» **Records contained in a dataset**:
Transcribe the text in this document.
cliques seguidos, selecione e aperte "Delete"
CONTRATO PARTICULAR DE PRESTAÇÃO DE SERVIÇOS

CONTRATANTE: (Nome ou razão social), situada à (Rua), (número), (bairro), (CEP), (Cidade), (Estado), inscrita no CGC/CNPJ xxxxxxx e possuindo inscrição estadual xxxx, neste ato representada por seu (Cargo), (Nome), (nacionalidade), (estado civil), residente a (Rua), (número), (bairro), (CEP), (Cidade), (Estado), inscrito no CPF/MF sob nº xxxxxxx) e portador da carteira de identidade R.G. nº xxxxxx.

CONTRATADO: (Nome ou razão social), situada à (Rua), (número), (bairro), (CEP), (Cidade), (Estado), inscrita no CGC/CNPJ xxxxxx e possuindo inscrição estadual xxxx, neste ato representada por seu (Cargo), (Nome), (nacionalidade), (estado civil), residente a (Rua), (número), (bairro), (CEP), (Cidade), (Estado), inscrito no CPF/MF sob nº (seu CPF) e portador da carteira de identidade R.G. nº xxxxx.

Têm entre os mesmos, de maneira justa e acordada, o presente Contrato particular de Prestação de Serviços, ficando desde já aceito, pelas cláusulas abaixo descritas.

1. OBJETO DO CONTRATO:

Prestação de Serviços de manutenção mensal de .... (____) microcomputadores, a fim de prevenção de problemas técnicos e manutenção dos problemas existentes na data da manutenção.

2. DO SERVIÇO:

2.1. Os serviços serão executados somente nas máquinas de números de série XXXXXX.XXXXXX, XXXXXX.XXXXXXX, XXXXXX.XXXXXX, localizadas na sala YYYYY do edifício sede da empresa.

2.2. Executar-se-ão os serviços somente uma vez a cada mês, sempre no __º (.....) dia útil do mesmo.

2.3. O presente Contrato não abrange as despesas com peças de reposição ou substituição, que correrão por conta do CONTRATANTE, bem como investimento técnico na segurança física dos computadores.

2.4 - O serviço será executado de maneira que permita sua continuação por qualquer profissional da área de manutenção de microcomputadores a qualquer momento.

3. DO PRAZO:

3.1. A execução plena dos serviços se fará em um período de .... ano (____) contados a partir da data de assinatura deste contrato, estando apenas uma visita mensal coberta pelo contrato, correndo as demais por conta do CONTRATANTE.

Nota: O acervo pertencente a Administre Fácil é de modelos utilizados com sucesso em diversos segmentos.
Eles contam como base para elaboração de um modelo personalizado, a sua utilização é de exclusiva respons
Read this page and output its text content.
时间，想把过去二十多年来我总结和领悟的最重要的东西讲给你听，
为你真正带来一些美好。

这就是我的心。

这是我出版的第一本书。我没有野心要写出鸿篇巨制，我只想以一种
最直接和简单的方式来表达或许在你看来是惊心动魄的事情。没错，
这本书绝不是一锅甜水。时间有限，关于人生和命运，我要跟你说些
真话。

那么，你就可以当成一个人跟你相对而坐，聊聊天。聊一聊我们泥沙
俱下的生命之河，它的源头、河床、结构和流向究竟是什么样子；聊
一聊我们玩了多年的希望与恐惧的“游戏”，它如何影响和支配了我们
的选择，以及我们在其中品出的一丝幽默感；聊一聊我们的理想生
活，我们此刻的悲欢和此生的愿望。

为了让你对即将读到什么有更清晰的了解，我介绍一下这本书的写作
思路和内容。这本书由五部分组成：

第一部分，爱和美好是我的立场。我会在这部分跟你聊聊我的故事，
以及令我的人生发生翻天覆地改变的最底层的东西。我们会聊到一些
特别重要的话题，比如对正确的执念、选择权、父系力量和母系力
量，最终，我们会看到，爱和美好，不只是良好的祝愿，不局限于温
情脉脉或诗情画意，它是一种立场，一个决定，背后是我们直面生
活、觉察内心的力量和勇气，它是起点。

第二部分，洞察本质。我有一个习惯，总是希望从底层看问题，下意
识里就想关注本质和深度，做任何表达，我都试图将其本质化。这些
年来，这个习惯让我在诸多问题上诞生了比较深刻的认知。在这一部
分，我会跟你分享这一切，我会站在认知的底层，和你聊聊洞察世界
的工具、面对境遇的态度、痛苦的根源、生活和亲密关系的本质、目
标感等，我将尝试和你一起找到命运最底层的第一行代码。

» **What the task requires**:
Reproduce the full listing word for word.

» **Worked answer**:
Transcribe the text in this document.
cliques seguidos, selecione e aperte "Delete"
CONTRATO PARTICULAR DE PRESTAÇÃO DE SERVIÇOS

CONTRATANTE: (Nome ou razão social), situada à (Rua), (número), (bairro), (CEP), (Cidade), (Estado), inscrita no CGC/CNPJ xxxxxxx e possuindo inscrição estadual xxxx, neste ato representada por seu (Cargo), (Nome), (nacionalidade), (estado civil), residente a (Rua), (número), (bairro), (CEP), (Cidade), (Estado), inscrito no CPF/MF sob nº xxxxxxx) e portador da carteira de identidade R.G. nº xxxxxx.

CONTRATADO: (Nome ou razão social), situada à (Rua), (número), (bairro), (CEP), (Cidade), (Estado), inscrita no CGC/CNPJ xxxxxx e possuindo inscrição estadual xxxx, neste ato representada por seu (Cargo), (Nome), (nacionalidade), (estado civil), residente a (Rua), (número), (bairro), (CEP), (Cidade), (Estado), inscrito no CPF/MF sob nº (seu CPF) e portador da carteira de identidade R.G. nº xxxxx.

Têm entre os mesmos, de maneira justa e acordada, o presente Contrato particular de Prestação de Serviços, ficando desde já aceito, pelas cláusulas abaixo descritas.

1. OBJETO DO CONTRATO:

Prestação de Serviços de manutenção mensal de .... (____) microcomputadores, a fim de prevenção de problemas técnicos e manutenção dos problemas existentes na data da manutenção.

2. DO SERVIÇO:

2.1. Os serviços serão executados somente nas máquinas de números de série XXXXXX.XXXXXX, XXXXXX.XXXXXXX, XXXXXX.XXXXXX, localizadas na sala YYYYY do edifício sede da empresa.

2.2. Executar-se-ão os serviços somente uma vez a cada mês, sempre no __º (.....) dia útil do mesmo.

2.3. O presente Contrato não abrange as despesas com peças de reposição ou substituição, que correrão por conta do CONTRATANTE, bem como investimento técnico na segurança física dos computadores.

2.4 - O serviço será executado de maneira que permita sua continuação por qualquer profissional da área de manutenção de microcomputadores a qualquer momento.

3. DO PRAZO:

3.1. A execução plena dos serviços se fará em um período de .... ano (____) contados a partir da data de assinatura deste contrato, estando apenas uma visita mensal coberta pelo contrato, correndo as demais por conta do CONTRATANTE.

Nota: O acervo pertencente a Administre Fácil é de modelos utilizados com sucesso em diversos segmentos.
Eles contam como base para elaboração de um modelo personalizado, a sua utilização é de exclusiva respons
Read this page and output its text content.
时间，想把过去二十多年来我总结和领悟的最重要的东西讲给你听，
为你真正带来一些美好。

这就是我的心。

这是我出版的第一本书。我没有野心要写出鸿篇巨制，我只想以一种
最直接和简单的方式来表达或许在你看来是惊心动魄的事情。没错，
这本书绝不是一锅甜水。时间有限，关于人生和命运，我要跟你说些
真话。

那么，你就可以当成一个人跟你相对而坐，聊聊天。聊一聊我们泥沙
俱下的生命之河，它的源头、河床、结构和流向究竟是什么样子；聊
一聊我们玩了多年的希望与恐惧的“游戏”，它如何影响和支配了我们
的选择，以及我们在其中品出的一丝幽默感；聊一聊我们的理想生
活，我们此刻的悲欢和此生的愿望。

为了让你对即将读到什么有更清晰的了解，我介绍一下这本书的写作
思路和内容。这本书由五部分组成：

第一部分，爱和美好是我的立场。我会在这部分跟你聊聊我的故事，
以及令我的人生发生翻天覆地改变的最底层的东西。我们会聊到一些
特别重要的话题，比如对正确的执念、选择权、父系力量和母系力
量，最终，我们会看到，爱和美好，不只是良好的祝愿，不局限于温
情脉脉或诗情画意，它是一种立场，一个决定，背后是我们直面生
活、觉察内心的力量和勇气，它是起点。

第二部分，洞察本质。我有一个习惯，总是希望从底层看问题，下意
识里就想关注本质和深度，做任何表达，我都试图将其本质化。这些
年来，这个习惯让我在诸多问题上诞生了比较深刻的认知。在这一部
分，我会跟你分享这一切，我会站在认知的底层，和你聊聊洞察世界
的工具、面对境遇的态度、痛苦的根源、生活和亲密关系的本质、目
标感等，我将尝试和你一起找到命运最底层的第一行代码。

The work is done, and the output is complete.